[Data excerpts]

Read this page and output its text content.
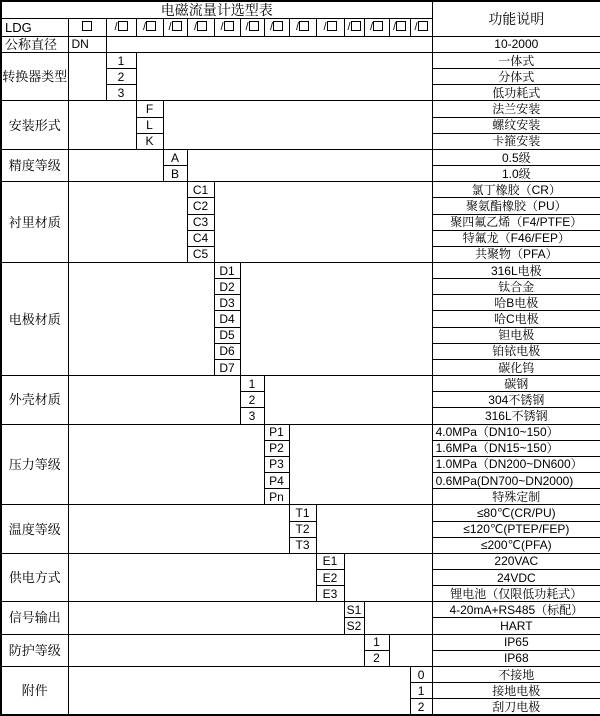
电磁流量计选型表															功能说明
LDG		/	/	/	/	/	/	/	/	/	/	/	/	/	
公称直径	DN														10-2000
转换器类型		1													一体式
		2													分体式
		3													低功耗式
安装形式			F												法兰安装
			L												螺纹安装
			K												卡箍安装
精度等级				A											0.5级
				B											1.0级
衬里材质					C1										氯丁橡胶（CR）
					C2										聚氨酯橡胶（PU）
					C3										聚四氟乙烯（F4/PTFE）
					C4										特氟龙（F46/FEP）
					C5										共聚物（PFA）
电极材质						D1									316L电极
						D2									钛合金
						D3									哈B电极
						D4									哈C电极
						D5									钽电极
						D6									铂铱电极
						D7									碳化钨
外壳材质							1								碳钢
							2								304不锈钢
							3								316L不锈钢
压力等级								P1							4.0MPa（DN10~150）
								P2							1.6MPa（DN15~150）
								P3							1.0MPa（DN200~DN600）
								P4							0.6MPa(DN700~DN2000)
								Pn							特殊定制
温度等级									T1						≤80℃(CR/PU)
									T2						≤120℃(PTEP/FEP)
									T3						≤200℃(PFA)
供电方式										E1					220VAC
										E2					24VDC
										E3					锂电池（仅限低功耗式）
信号输出											S1				4-20mA+RS485（标配）
											S2				HART
防护等级												1			IP65
												2			IP68
附件														0	不接地
														1	接地电极
														2	刮刀电极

**Problem to solve**
Repeat the listing in full and exactly. Leave any pictures out.

**Response**
Read this page and output its text content.
电磁流量计选型表															功能说明
LDG		/	/	/	/	/	/	/	/	/	/	/	/	/	
公称直径	DN														10-2000
转换器类型		1													一体式
		2													分体式
		3													低功耗式
安装形式			F												法兰安装
			L												螺纹安装
			K												卡箍安装
精度等级				A											0.5级
				B											1.0级
衬里材质					C1										氯丁橡胶（CR）
					C2										聚氨酯橡胶（PU）
					C3										聚四氟乙烯（F4/PTFE）
					C4										特氟龙（F46/FEP）
					C5										共聚物（PFA）
电极材质						D1									316L电极
						D2									钛合金
						D3									哈B电极
						D4									哈C电极
						D5									钽电极
						D6									铂铱电极
						D7									碳化钨
外壳材质							1								碳钢
							2								304不锈钢
							3								316L不锈钢
压力等级								P1							4.0MPa（DN10~150）
								P2							1.6MPa（DN15~150）
								P3							1.0MPa（DN200~DN600）
								P4							0.6MPa(DN700~DN2000)
								Pn							特殊定制
温度等级									T1						≤80℃(CR/PU)
									T2						≤120℃(PTEP/FEP)
									T3						≤200℃(PFA)
供电方式										E1					220VAC
										E2					24VDC
										E3					锂电池（仅限低功耗式）
信号输出											S1				4-20mA+RS485（标配）
											S2				HART
防护等级												1			IP65
												2			IP68
附件														0	不接地
														1	接地电极
														2	刮刀电极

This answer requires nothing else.